Task instructions
Each entry below must be repeated word for word.
===
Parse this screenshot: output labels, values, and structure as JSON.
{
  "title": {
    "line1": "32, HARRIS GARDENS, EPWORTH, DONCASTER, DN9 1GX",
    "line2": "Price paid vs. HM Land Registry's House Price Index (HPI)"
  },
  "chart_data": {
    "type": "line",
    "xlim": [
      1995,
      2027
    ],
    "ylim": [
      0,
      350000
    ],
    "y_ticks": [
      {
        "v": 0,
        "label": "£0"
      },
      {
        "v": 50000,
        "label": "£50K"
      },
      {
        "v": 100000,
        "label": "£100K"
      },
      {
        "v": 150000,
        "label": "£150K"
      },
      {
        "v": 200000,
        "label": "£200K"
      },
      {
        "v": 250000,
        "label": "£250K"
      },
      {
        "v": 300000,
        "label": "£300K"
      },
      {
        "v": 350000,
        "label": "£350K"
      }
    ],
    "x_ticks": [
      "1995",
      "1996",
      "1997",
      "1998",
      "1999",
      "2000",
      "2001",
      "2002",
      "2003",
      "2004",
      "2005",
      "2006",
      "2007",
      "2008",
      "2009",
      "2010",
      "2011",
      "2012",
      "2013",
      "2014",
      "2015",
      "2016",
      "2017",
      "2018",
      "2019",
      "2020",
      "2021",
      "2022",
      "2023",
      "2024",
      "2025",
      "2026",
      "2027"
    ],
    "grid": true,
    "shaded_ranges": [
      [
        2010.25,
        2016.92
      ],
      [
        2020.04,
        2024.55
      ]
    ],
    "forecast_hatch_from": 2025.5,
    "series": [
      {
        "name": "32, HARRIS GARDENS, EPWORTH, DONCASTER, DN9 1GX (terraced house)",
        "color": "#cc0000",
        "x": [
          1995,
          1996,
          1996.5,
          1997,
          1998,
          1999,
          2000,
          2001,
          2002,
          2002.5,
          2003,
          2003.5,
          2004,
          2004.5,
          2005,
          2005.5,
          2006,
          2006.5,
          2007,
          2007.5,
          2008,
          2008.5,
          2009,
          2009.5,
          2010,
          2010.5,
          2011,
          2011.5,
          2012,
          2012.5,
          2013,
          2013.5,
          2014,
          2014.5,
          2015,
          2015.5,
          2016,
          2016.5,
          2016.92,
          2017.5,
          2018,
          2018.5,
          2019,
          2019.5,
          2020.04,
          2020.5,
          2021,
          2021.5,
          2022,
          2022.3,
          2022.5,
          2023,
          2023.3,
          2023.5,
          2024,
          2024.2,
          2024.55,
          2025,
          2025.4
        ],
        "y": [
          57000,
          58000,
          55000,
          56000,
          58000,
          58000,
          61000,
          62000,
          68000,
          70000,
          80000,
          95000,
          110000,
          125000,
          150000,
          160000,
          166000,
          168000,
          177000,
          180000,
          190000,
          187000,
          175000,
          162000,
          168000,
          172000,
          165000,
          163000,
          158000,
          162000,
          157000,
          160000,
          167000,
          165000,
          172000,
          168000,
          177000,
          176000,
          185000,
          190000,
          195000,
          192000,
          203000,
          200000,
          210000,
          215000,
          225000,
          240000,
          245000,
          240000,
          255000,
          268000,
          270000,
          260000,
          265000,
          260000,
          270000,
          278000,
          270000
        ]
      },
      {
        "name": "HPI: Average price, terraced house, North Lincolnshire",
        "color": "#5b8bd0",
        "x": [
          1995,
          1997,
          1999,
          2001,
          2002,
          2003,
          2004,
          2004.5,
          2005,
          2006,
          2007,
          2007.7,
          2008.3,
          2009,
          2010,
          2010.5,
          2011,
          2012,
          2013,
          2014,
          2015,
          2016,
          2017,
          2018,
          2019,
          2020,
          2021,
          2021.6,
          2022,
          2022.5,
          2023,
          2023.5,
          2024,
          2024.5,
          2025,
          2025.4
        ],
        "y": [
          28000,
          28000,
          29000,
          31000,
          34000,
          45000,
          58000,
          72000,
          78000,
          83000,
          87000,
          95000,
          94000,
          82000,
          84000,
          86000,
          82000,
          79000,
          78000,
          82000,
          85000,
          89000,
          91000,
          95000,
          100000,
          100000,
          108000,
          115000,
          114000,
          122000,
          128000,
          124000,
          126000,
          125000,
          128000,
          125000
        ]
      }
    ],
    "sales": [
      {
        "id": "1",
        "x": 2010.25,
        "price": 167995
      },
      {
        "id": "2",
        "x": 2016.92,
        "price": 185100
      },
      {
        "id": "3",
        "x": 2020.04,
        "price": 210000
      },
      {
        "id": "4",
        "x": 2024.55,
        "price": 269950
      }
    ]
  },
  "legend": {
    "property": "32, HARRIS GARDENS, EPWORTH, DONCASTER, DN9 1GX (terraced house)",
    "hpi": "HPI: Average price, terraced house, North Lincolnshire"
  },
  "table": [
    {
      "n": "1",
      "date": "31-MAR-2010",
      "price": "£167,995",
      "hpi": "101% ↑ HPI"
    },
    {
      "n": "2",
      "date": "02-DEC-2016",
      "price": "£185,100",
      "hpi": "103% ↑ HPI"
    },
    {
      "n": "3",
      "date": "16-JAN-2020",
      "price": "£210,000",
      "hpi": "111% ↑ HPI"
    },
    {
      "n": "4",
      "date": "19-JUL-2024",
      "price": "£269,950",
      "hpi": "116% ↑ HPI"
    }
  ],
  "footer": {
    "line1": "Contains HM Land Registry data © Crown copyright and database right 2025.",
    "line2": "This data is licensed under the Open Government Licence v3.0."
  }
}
===
Finished answer
Parse this screenshot: output labels, values, and structure as JSON.
{
  "title": {
    "line1": "32, HARRIS GARDENS, EPWORTH, DONCASTER, DN9 1GX",
    "line2": "Price paid vs. HM Land Registry's House Price Index (HPI)"
  },
  "chart_data": {
    "type": "line",
    "xlim": [
      1995,
      2027
    ],
    "ylim": [
      0,
      350000
    ],
    "y_ticks": [
      {
        "v": 0,
        "label": "£0"
      },
      {
        "v": 50000,
        "label": "£50K"
      },
      {
        "v": 100000,
        "label": "£100K"
      },
      {
        "v": 150000,
        "label": "£150K"
      },
      {
        "v": 200000,
        "label": "£200K"
      },
      {
        "v": 250000,
        "label": "£250K"
      },
      {
        "v": 300000,
        "label": "£300K"
      },
      {
        "v": 350000,
        "label": "£350K"
      }
    ],
    "x_ticks": [
      "1995",
      "1996",
      "1997",
      "1998",
      "1999",
      "2000",
      "2001",
      "2002",
      "2003",
      "2004",
      "2005",
      "2006",
      "2007",
      "2008",
      "2009",
      "2010",
      "2011",
      "2012",
      "2013",
      "2014",
      "2015",
      "2016",
      "2017",
      "2018",
      "2019",
      "2020",
      "2021",
      "2022",
      "2023",
      "2024",
      "2025",
      "2026",
      "2027"
    ],
    "grid": true,
    "shaded_ranges": [
      [
        2010.25,
        2016.92
      ],
      [
        2020.04,
        2024.55
      ]
    ],
    "forecast_hatch_from": 2025.5,
    "series": [
      {
        "name": "32, HARRIS GARDENS, EPWORTH, DONCASTER, DN9 1GX (terraced house)",
        "color": "#cc0000",
        "x": [
          1995,
          1996,
          1996.5,
          1997,
          1998,
          1999,
          2000,
          2001,
          2002,
          2002.5,
          2003,
          2003.5,
          2004,
          2004.5,
          2005,
          2005.5,
          2006,
          2006.5,
          2007,
          2007.5,
          2008,
          2008.5,
          2009,
          2009.5,
          2010,
          2010.5,
          2011,
          2011.5,
          2012,
          2012.5,
          2013,
          2013.5,
          2014,
          2014.5,
          2015,
          2015.5,
          2016,
          2016.5,
          2016.92,
          2017.5,
          2018,
          2018.5,
          2019,
          2019.5,
          2020.04,
          2020.5,
          2021,
          2021.5,
          2022,
          2022.3,
          2022.5,
          2023,
          2023.3,
          2023.5,
          2024,
          2024.2,
          2024.55,
          2025,
          2025.4
        ],
        "y": [
          57000,
          58000,
          55000,
          56000,
          58000,
          58000,
          61000,
          62000,
          68000,
          70000,
          80000,
          95000,
          110000,
          125000,
          150000,
          160000,
          166000,
          168000,
          177000,
          180000,
          190000,
          187000,
          175000,
          162000,
          168000,
          172000,
          165000,
          163000,
          158000,
          162000,
          157000,
          160000,
          167000,
          165000,
          172000,
          168000,
          177000,
          176000,
          185000,
          190000,
          195000,
          192000,
          203000,
          200000,
          210000,
          215000,
          225000,
          240000,
          245000,
          240000,
          255000,
          268000,
          270000,
          260000,
          265000,
          260000,
          270000,
          278000,
          270000
        ]
      },
      {
        "name": "HPI: Average price, terraced house, North Lincolnshire",
        "color": "#5b8bd0",
        "x": [
          1995,
          1997,
          1999,
          2001,
          2002,
          2003,
          2004,
          2004.5,
          2005,
          2006,
          2007,
          2007.7,
          2008.3,
          2009,
          2010,
          2010.5,
          2011,
          2012,
          2013,
          2014,
          2015,
          2016,
          2017,
          2018,
          2019,
          2020,
          2021,
          2021.6,
          2022,
          2022.5,
          2023,
          2023.5,
          2024,
          2024.5,
          2025,
          2025.4
        ],
        "y": [
          28000,
          28000,
          29000,
          31000,
          34000,
          45000,
          58000,
          72000,
          78000,
          83000,
          87000,
          95000,
          94000,
          82000,
          84000,
          86000,
          82000,
          79000,
          78000,
          82000,
          85000,
          89000,
          91000,
          95000,
          100000,
          100000,
          108000,
          115000,
          114000,
          122000,
          128000,
          124000,
          126000,
          125000,
          128000,
          125000
        ]
      }
    ],
    "sales": [
      {
        "id": "1",
        "x": 2010.25,
        "price": 167995
      },
      {
        "id": "2",
        "x": 2016.92,
        "price": 185100
      },
      {
        "id": "3",
        "x": 2020.04,
        "price": 210000
      },
      {
        "id": "4",
        "x": 2024.55,
        "price": 269950
      }
    ]
  },
  "legend": {
    "property": "32, HARRIS GARDENS, EPWORTH, DONCASTER, DN9 1GX (terraced house)",
    "hpi": "HPI: Average price, terraced house, North Lincolnshire"
  },
  "table": [
    {
      "n": "1",
      "date": "31-MAR-2010",
      "price": "£167,995",
      "hpi": "101% ↑ HPI"
    },
    {
      "n": "2",
      "date": "02-DEC-2016",
      "price": "£185,100",
      "hpi": "103% ↑ HPI"
    },
    {
      "n": "3",
      "date": "16-JAN-2020",
      "price": "£210,000",
      "hpi": "111% ↑ HPI"
    },
    {
      "n": "4",
      "date": "19-JUL-2024",
      "price": "£269,950",
      "hpi": "116% ↑ HPI"
    }
  ],
  "footer": {
    "line1": "Contains HM Land Registry data © Crown copyright and database right 2025.",
    "line2": "This data is licensed under the Open Government Licence v3.0."
  }
}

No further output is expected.